-- DATA EXTRACT follows --

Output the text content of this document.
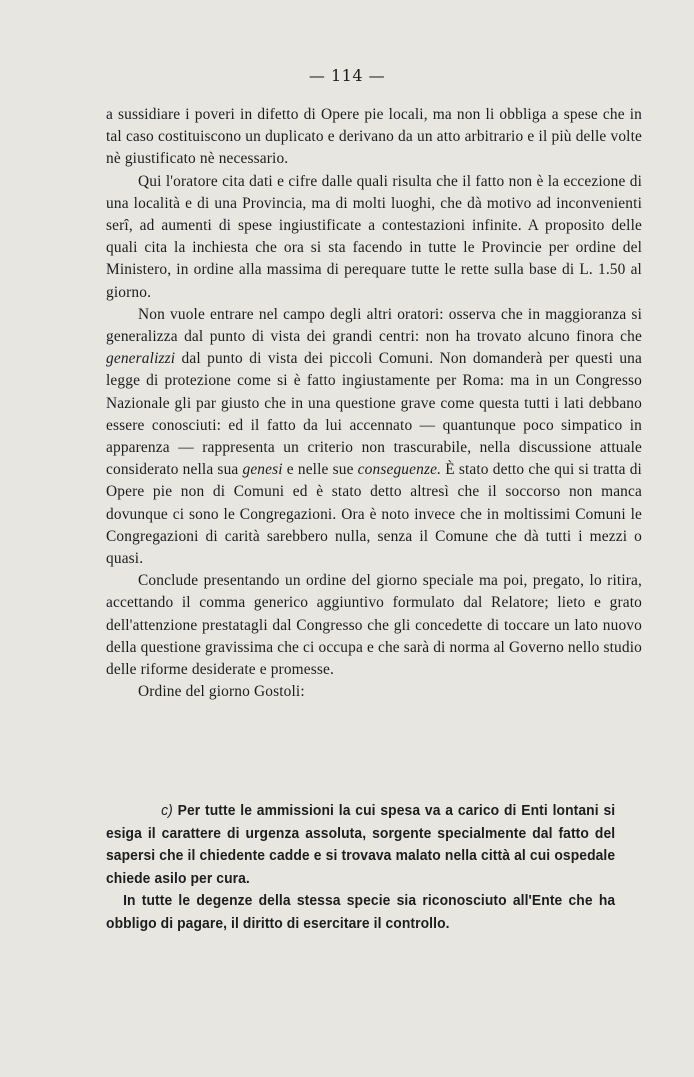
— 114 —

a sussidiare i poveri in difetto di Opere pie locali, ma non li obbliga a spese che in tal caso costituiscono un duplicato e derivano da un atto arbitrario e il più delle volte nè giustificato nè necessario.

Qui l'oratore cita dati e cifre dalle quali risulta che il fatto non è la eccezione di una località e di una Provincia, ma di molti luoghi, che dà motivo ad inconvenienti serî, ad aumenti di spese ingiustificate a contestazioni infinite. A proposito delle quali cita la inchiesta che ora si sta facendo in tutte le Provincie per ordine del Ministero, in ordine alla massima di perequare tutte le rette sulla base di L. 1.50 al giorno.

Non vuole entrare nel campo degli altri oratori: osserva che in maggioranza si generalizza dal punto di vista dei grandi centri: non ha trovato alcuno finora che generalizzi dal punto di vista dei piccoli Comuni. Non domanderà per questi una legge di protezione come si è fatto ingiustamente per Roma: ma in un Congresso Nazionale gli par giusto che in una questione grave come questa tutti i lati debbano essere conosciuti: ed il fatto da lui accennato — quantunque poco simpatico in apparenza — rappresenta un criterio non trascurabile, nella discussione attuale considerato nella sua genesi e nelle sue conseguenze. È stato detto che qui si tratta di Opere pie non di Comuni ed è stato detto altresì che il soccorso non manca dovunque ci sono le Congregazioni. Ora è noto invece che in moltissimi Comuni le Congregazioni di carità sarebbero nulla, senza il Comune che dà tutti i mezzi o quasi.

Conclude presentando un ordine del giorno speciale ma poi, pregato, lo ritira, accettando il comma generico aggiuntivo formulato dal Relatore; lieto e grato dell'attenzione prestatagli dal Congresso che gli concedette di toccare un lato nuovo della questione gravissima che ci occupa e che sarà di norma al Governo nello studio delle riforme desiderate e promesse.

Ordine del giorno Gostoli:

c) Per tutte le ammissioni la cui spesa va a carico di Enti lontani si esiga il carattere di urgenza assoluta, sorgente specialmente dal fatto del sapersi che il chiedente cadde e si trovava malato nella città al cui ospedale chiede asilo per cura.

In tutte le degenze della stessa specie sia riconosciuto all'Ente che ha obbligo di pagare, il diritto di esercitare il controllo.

-- DATA EXTRACT concluded --

(WHAT IS NEEDED): Where a record holds a picture, leave the picture out and restate the rest word for word.

(EXPECTED OUTPUT):
Output the text content of this document.
— 114 —

a sussidiare i poveri in difetto di Opere pie locali, ma non li obbliga a spese che in tal caso costituiscono un duplicato e derivano da un atto arbitrario e il più delle volte nè giustificato nè necessario.

Qui l'oratore cita dati e cifre dalle quali risulta che il fatto non è la eccezione di una località e di una Provincia, ma di molti luoghi, che dà motivo ad inconvenienti serî, ad aumenti di spese ingiustificate a contestazioni infinite. A proposito delle quali cita la inchiesta che ora si sta facendo in tutte le Provincie per ordine del Ministero, in ordine alla massima di perequare tutte le rette sulla base di L. 1.50 al giorno.

Non vuole entrare nel campo degli altri oratori: osserva che in maggioranza si generalizza dal punto di vista dei grandi centri: non ha trovato alcuno finora che generalizzi dal punto di vista dei piccoli Comuni. Non domanderà per questi una legge di protezione come si è fatto ingiustamente per Roma: ma in un Congresso Nazionale gli par giusto che in una questione grave come questa tutti i lati debbano essere conosciuti: ed il fatto da lui accennato — quantunque poco simpatico in apparenza — rappresenta un criterio non trascurabile, nella discussione attuale considerato nella sua genesi e nelle sue conseguenze. È stato detto che qui si tratta di Opere pie non di Comuni ed è stato detto altresì che il soccorso non manca dovunque ci sono le Congregazioni. Ora è noto invece che in moltissimi Comuni le Congregazioni di carità sarebbero nulla, senza il Comune che dà tutti i mezzi o quasi.

Conclude presentando un ordine del giorno speciale ma poi, pregato, lo ritira, accettando il comma generico aggiuntivo formulato dal Relatore; lieto e grato dell'attenzione prestatagli dal Congresso che gli concedette di toccare un lato nuovo della questione gravissima che ci occupa e che sarà di norma al Governo nello studio delle riforme desiderate e promesse.

Ordine del giorno Gostoli:

c) Per tutte le ammissioni la cui spesa va a carico di Enti lontani si esiga il carattere di urgenza assoluta, sorgente specialmente dal fatto del sapersi che il chiedente cadde e si trovava malato nella città al cui ospedale chiede asilo per cura.

In tutte le degenze della stessa specie sia riconosciuto all'Ente che ha obbligo di pagare, il diritto di esercitare il controllo.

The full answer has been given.